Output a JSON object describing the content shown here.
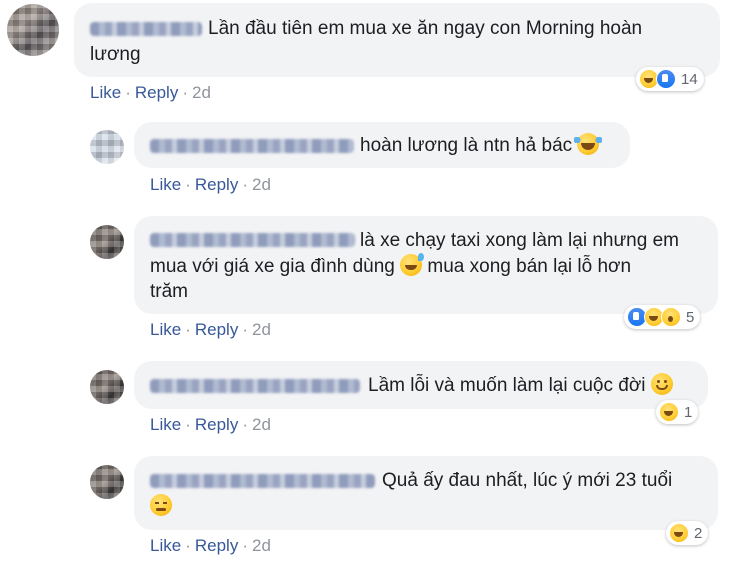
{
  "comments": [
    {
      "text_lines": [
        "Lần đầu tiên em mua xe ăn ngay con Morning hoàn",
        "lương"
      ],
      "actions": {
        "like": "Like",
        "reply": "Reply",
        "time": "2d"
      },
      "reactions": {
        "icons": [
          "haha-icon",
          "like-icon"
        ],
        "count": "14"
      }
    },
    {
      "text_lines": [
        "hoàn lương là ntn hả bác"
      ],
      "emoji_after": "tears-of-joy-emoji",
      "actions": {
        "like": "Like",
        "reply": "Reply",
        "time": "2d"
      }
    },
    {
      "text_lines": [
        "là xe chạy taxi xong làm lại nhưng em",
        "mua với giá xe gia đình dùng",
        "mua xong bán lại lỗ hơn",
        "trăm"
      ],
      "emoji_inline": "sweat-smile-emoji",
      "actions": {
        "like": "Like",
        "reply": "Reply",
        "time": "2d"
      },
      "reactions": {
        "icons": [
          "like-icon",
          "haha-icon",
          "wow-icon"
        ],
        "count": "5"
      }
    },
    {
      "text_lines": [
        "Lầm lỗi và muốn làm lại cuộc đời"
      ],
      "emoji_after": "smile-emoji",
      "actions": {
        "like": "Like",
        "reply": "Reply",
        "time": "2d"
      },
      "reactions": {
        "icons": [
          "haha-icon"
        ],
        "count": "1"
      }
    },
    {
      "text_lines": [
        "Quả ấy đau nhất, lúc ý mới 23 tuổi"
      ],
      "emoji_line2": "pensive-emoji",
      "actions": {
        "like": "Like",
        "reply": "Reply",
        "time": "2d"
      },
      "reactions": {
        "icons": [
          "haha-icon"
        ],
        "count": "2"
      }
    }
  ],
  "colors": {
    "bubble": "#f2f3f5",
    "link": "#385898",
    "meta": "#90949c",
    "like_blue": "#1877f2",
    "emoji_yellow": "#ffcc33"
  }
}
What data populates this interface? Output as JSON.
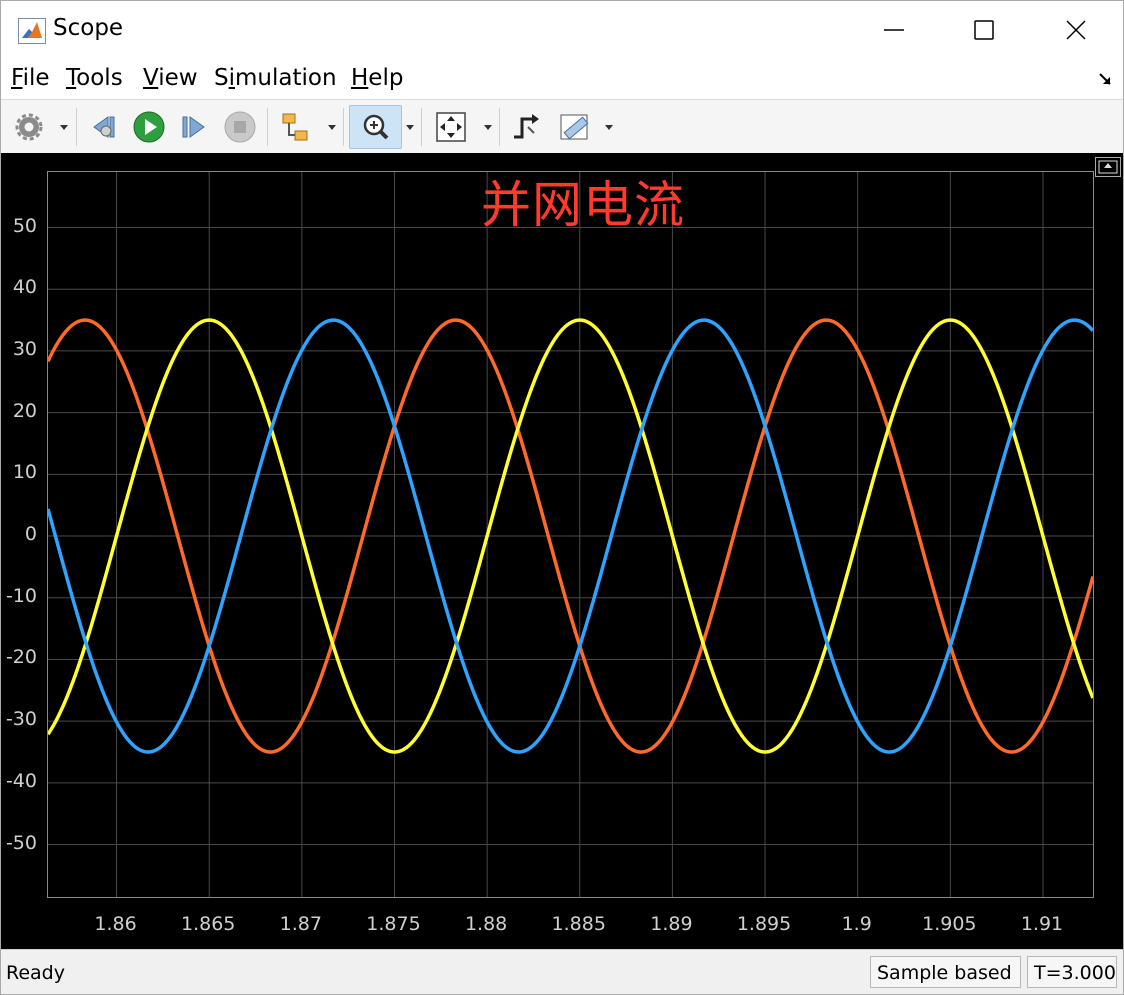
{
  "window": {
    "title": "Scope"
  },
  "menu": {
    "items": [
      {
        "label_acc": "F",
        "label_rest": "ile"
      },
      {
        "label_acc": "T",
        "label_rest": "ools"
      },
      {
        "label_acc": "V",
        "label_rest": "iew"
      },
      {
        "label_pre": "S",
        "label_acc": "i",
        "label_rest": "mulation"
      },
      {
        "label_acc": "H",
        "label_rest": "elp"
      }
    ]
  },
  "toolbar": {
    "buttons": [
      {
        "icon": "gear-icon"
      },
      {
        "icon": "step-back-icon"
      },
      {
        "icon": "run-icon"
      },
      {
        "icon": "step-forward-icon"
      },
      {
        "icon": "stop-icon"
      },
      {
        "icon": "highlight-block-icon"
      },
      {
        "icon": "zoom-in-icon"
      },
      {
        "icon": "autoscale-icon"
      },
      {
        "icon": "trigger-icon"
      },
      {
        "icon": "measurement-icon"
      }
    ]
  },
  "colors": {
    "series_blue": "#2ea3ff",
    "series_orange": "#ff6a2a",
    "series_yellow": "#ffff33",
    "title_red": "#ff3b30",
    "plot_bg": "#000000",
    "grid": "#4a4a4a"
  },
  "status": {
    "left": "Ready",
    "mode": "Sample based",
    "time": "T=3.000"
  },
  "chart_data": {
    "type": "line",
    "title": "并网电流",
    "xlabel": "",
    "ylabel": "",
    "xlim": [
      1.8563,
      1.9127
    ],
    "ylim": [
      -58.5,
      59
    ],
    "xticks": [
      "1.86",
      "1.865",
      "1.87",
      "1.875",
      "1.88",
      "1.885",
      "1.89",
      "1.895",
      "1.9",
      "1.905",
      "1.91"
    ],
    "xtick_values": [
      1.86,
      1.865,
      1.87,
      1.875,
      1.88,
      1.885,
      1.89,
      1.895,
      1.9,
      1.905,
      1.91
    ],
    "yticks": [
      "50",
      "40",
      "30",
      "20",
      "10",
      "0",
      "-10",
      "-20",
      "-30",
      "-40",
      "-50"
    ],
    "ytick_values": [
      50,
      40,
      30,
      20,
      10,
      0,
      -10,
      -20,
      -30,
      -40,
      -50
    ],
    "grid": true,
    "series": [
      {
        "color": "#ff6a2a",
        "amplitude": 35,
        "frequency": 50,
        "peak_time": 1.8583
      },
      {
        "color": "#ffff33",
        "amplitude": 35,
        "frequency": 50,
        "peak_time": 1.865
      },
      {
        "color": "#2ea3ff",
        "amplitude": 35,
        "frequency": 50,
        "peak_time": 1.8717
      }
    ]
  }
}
- - -
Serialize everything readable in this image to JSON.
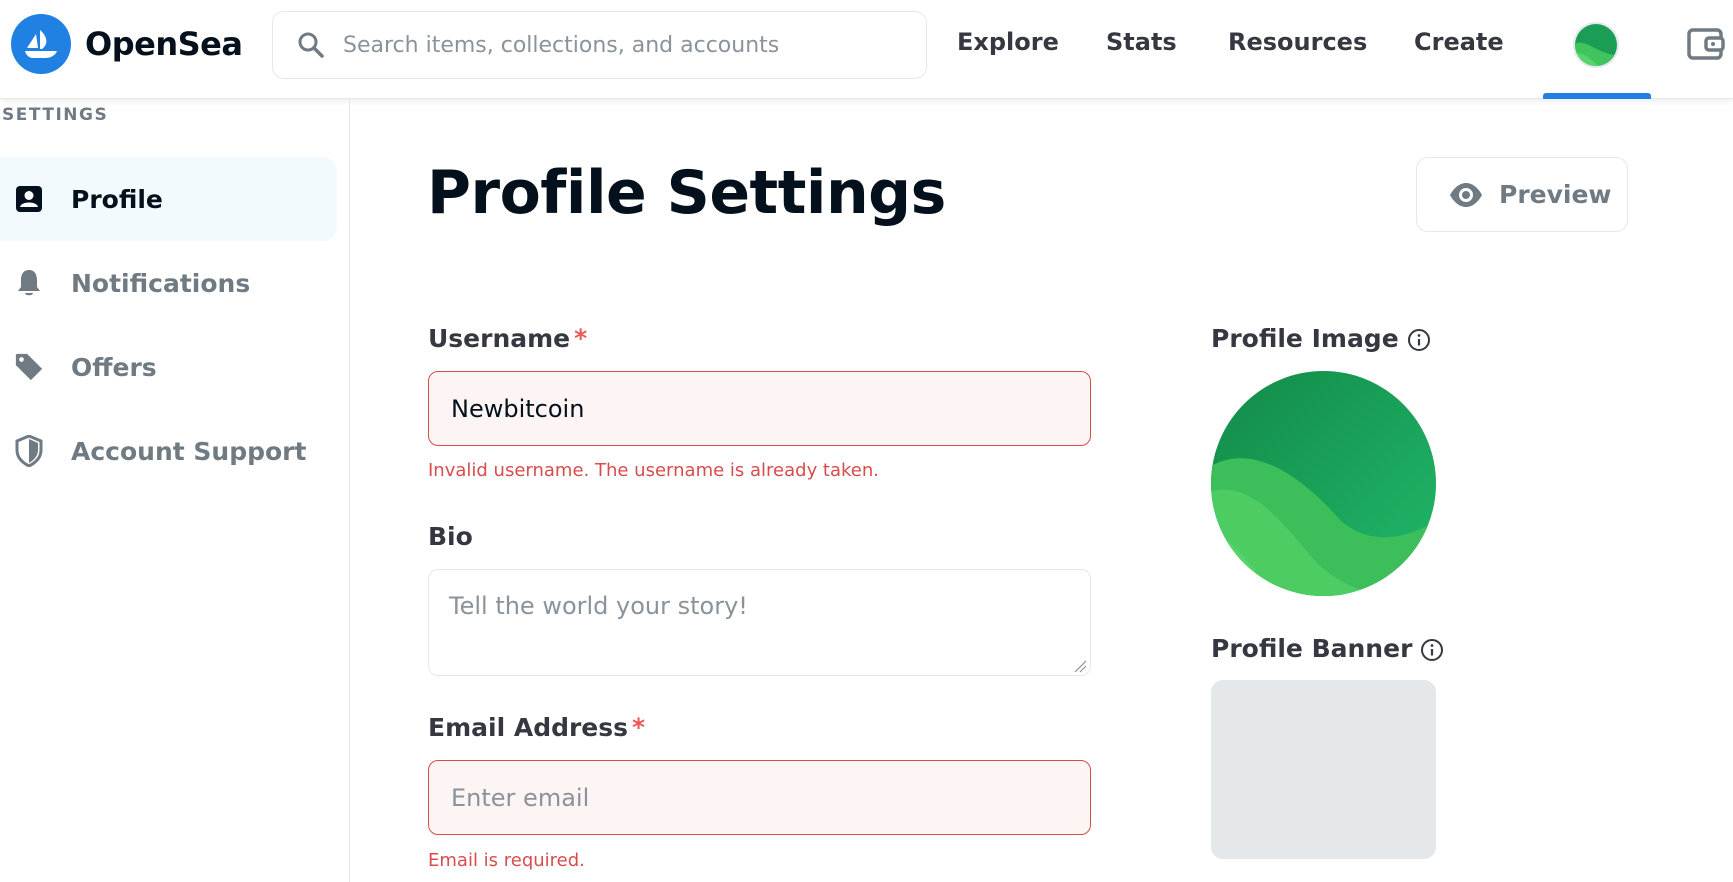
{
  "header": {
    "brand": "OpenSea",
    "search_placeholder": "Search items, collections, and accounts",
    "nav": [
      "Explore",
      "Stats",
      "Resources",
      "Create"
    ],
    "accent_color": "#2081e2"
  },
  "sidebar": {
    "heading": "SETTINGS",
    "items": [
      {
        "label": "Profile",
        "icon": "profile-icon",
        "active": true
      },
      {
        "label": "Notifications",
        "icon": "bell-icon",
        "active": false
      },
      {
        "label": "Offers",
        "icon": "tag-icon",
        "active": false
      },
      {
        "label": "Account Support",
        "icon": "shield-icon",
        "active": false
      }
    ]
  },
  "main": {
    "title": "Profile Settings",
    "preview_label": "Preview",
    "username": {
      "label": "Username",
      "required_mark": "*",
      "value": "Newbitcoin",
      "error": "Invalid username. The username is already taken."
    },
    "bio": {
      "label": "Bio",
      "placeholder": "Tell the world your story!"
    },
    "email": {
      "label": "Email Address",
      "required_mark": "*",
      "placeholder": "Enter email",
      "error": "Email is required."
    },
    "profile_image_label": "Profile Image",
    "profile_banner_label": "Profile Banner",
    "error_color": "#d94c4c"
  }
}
- - -
» What to do
Gather up, from the records above, each line where the word "this" appears.

» Reply
What data populates this interface? Output as JSON.
Serialize everything readable in this image to JSON.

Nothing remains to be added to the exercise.